## [AIM]
The records underneath are to be repeated exactly, with the pictures left out.

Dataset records
..........
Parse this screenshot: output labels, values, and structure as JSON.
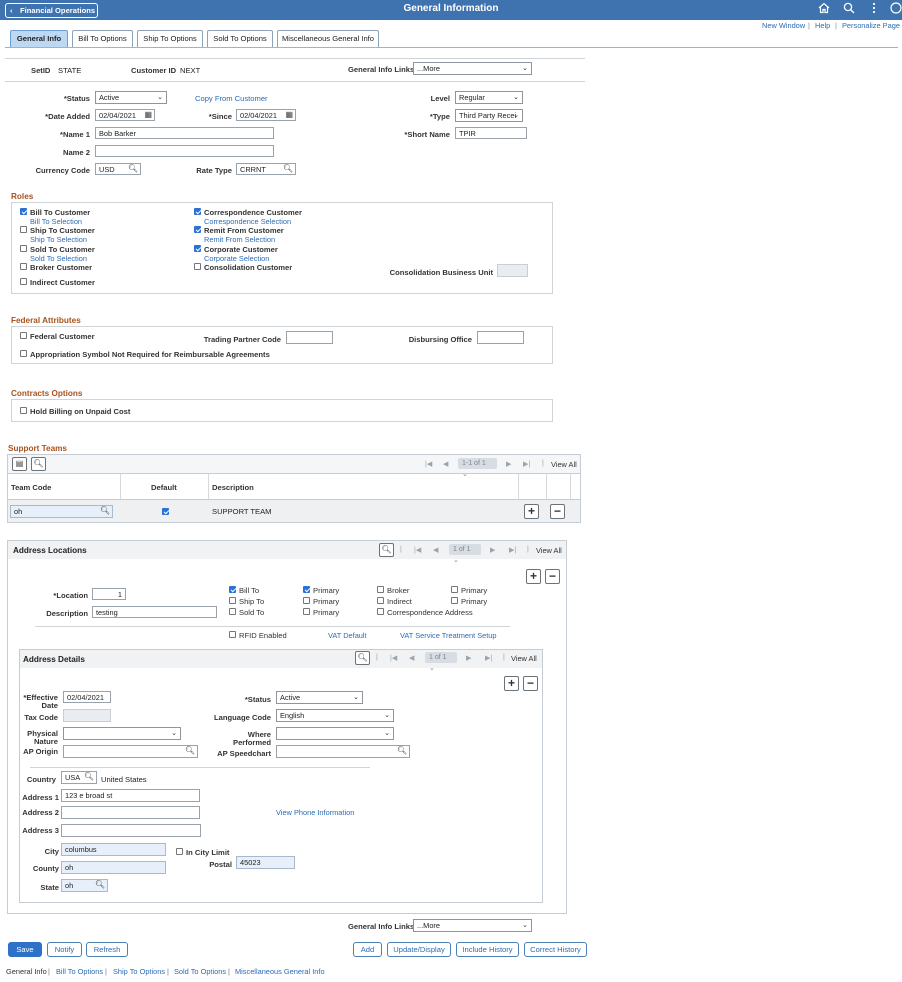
{
  "header": {
    "back_label": "Financial Operations",
    "title": "General Information",
    "links": [
      "New Window",
      "Help",
      "Personalize Page"
    ]
  },
  "tabs": [
    "General Info",
    "Bill To Options",
    "Ship To Options",
    "Sold To Options",
    "Miscellaneous General Info"
  ],
  "info": {
    "setid_label": "SetID",
    "setid_value": "STATE",
    "customer_id_label": "Customer ID",
    "customer_id_value": "NEXT",
    "gen_info_links_label": "General Info Links",
    "gen_info_links_value": "...More"
  },
  "form": {
    "status_label": "*Status",
    "status_value": "Active",
    "copy_from": "Copy From Customer",
    "level_label": "Level",
    "level_value": "Regular",
    "date_added_label": "*Date Added",
    "date_added_value": "02/04/2021",
    "since_label": "*Since",
    "since_value": "02/04/2021",
    "type_label": "*Type",
    "type_value": "Third Party Recei",
    "name1_label": "*Name 1",
    "name1_value": "Bob Barker",
    "short_name_label": "*Short Name",
    "short_name_value": "TPIR",
    "name2_label": "Name 2",
    "name2_value": "",
    "currency_label": "Currency Code",
    "currency_value": "USD",
    "rate_type_label": "Rate Type",
    "rate_type_value": "CRRNT"
  },
  "roles": {
    "title": "Roles",
    "bill_to": "Bill To Customer",
    "bill_to_sel": "Bill To Selection",
    "ship_to": "Ship To Customer",
    "ship_to_sel": "Ship To Selection",
    "sold_to": "Sold To Customer",
    "sold_to_sel": "Sold To Selection",
    "broker": "Broker Customer",
    "indirect": "Indirect Customer",
    "corr": "Correspondence Customer",
    "corr_sel": "Correspondence Selection",
    "remit": "Remit From Customer",
    "remit_sel": "Remit From Selection",
    "corporate": "Corporate Customer",
    "corporate_sel": "Corporate Selection",
    "consol": "Consolidation Customer",
    "consol_bu_label": "Consolidation Business Unit"
  },
  "federal": {
    "title": "Federal Attributes",
    "federal_customer": "Federal Customer",
    "trading_partner_label": "Trading Partner Code",
    "disbursing_label": "Disbursing Office",
    "approp": "Appropriation Symbol Not Required for Reimbursable Agreements"
  },
  "contracts": {
    "title": "Contracts Options",
    "hold_billing": "Hold Billing on Unpaid Cost"
  },
  "support": {
    "title": "Support Teams",
    "nav": "1-1 of 1",
    "view_all": "View All",
    "col_team": "Team Code",
    "col_default": "Default",
    "col_desc": "Description",
    "team_value": "oh",
    "desc_value": "SUPPORT TEAM"
  },
  "address": {
    "title": "Address Locations",
    "nav": "1 of 1",
    "view_all": "View All",
    "location_label": "*Location",
    "location_value": "1",
    "description_label": "Description",
    "description_value": "testing",
    "bill_to": "Bill To",
    "ship_to": "Ship To",
    "sold_to": "Sold To",
    "primary": "Primary",
    "broker": "Broker",
    "indirect": "Indirect",
    "corr_address": "Correspondence Address",
    "rfid": "RFID Enabled",
    "vat_default": "VAT Default",
    "vat_service": "VAT Service Treatment Setup"
  },
  "details": {
    "title": "Address Details",
    "nav": "1 of 1",
    "view_all": "View All",
    "eff_date_label": "*Effective Date",
    "eff_date_value": "02/04/2021",
    "status_label": "*Status",
    "status_value": "Active",
    "tax_code_label": "Tax Code",
    "language_label": "Language Code",
    "language_value": "English",
    "physical_label": "Physical Nature",
    "where_label": "Where Performed",
    "ap_origin_label": "AP Origin",
    "ap_speedchart_label": "AP Speedchart",
    "country_label": "Country",
    "country_value": "USA",
    "country_name": "United States",
    "addr1_label": "Address 1",
    "addr1_value": "123 e broad st",
    "addr2_label": "Address 2",
    "addr3_label": "Address 3",
    "view_phone": "View Phone Information",
    "city_label": "City",
    "city_value": "columbus",
    "in_city": "In City Limit",
    "county_label": "County",
    "county_value": "oh",
    "postal_label": "Postal",
    "postal_value": "45023",
    "state_label": "State",
    "state_value": "oh"
  },
  "bottom": {
    "gen_info_links_label": "General Info Links",
    "gen_info_links_value": "...More"
  },
  "buttons": {
    "save": "Save",
    "notify": "Notify",
    "refresh": "Refresh",
    "add": "Add",
    "update": "Update/Display",
    "include_history": "Include History",
    "correct_history": "Correct History"
  },
  "footer": [
    "General Info",
    "Bill To Options",
    "Ship To Options",
    "Sold To Options",
    "Miscellaneous General Info"
  ]
}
..........
## [SOLUTION TO THIS EXERCISE]
Parse this screenshot: output labels, values, and structure as JSON.
{
  "header": {
    "back_label": "Financial Operations",
    "title": "General Information",
    "links": [
      "New Window",
      "Help",
      "Personalize Page"
    ]
  },
  "tabs": [
    "General Info",
    "Bill To Options",
    "Ship To Options",
    "Sold To Options",
    "Miscellaneous General Info"
  ],
  "info": {
    "setid_label": "SetID",
    "setid_value": "STATE",
    "customer_id_label": "Customer ID",
    "customer_id_value": "NEXT",
    "gen_info_links_label": "General Info Links",
    "gen_info_links_value": "...More"
  },
  "form": {
    "status_label": "*Status",
    "status_value": "Active",
    "copy_from": "Copy From Customer",
    "level_label": "Level",
    "level_value": "Regular",
    "date_added_label": "*Date Added",
    "date_added_value": "02/04/2021",
    "since_label": "*Since",
    "since_value": "02/04/2021",
    "type_label": "*Type",
    "type_value": "Third Party Recei",
    "name1_label": "*Name 1",
    "name1_value": "Bob Barker",
    "short_name_label": "*Short Name",
    "short_name_value": "TPIR",
    "name2_label": "Name 2",
    "name2_value": "",
    "currency_label": "Currency Code",
    "currency_value": "USD",
    "rate_type_label": "Rate Type",
    "rate_type_value": "CRRNT"
  },
  "roles": {
    "title": "Roles",
    "bill_to": "Bill To Customer",
    "bill_to_sel": "Bill To Selection",
    "ship_to": "Ship To Customer",
    "ship_to_sel": "Ship To Selection",
    "sold_to": "Sold To Customer",
    "sold_to_sel": "Sold To Selection",
    "broker": "Broker Customer",
    "indirect": "Indirect Customer",
    "corr": "Correspondence Customer",
    "corr_sel": "Correspondence Selection",
    "remit": "Remit From Customer",
    "remit_sel": "Remit From Selection",
    "corporate": "Corporate Customer",
    "corporate_sel": "Corporate Selection",
    "consol": "Consolidation Customer",
    "consol_bu_label": "Consolidation Business Unit"
  },
  "federal": {
    "title": "Federal Attributes",
    "federal_customer": "Federal Customer",
    "trading_partner_label": "Trading Partner Code",
    "disbursing_label": "Disbursing Office",
    "approp": "Appropriation Symbol Not Required for Reimbursable Agreements"
  },
  "contracts": {
    "title": "Contracts Options",
    "hold_billing": "Hold Billing on Unpaid Cost"
  },
  "support": {
    "title": "Support Teams",
    "nav": "1-1 of 1",
    "view_all": "View All",
    "col_team": "Team Code",
    "col_default": "Default",
    "col_desc": "Description",
    "team_value": "oh",
    "desc_value": "SUPPORT TEAM"
  },
  "address": {
    "title": "Address Locations",
    "nav": "1 of 1",
    "view_all": "View All",
    "location_label": "*Location",
    "location_value": "1",
    "description_label": "Description",
    "description_value": "testing",
    "bill_to": "Bill To",
    "ship_to": "Ship To",
    "sold_to": "Sold To",
    "primary": "Primary",
    "broker": "Broker",
    "indirect": "Indirect",
    "corr_address": "Correspondence Address",
    "rfid": "RFID Enabled",
    "vat_default": "VAT Default",
    "vat_service": "VAT Service Treatment Setup"
  },
  "details": {
    "title": "Address Details",
    "nav": "1 of 1",
    "view_all": "View All",
    "eff_date_label": "*Effective Date",
    "eff_date_value": "02/04/2021",
    "status_label": "*Status",
    "status_value": "Active",
    "tax_code_label": "Tax Code",
    "language_label": "Language Code",
    "language_value": "English",
    "physical_label": "Physical Nature",
    "where_label": "Where Performed",
    "ap_origin_label": "AP Origin",
    "ap_speedchart_label": "AP Speedchart",
    "country_label": "Country",
    "country_value": "USA",
    "country_name": "United States",
    "addr1_label": "Address 1",
    "addr1_value": "123 e broad st",
    "addr2_label": "Address 2",
    "addr3_label": "Address 3",
    "view_phone": "View Phone Information",
    "city_label": "City",
    "city_value": "columbus",
    "in_city": "In City Limit",
    "county_label": "County",
    "county_value": "oh",
    "postal_label": "Postal",
    "postal_value": "45023",
    "state_label": "State",
    "state_value": "oh"
  },
  "bottom": {
    "gen_info_links_label": "General Info Links",
    "gen_info_links_value": "...More"
  },
  "buttons": {
    "save": "Save",
    "notify": "Notify",
    "refresh": "Refresh",
    "add": "Add",
    "update": "Update/Display",
    "include_history": "Include History",
    "correct_history": "Correct History"
  },
  "footer": [
    "General Info",
    "Bill To Options",
    "Ship To Options",
    "Sold To Options",
    "Miscellaneous General Info"
  ]
}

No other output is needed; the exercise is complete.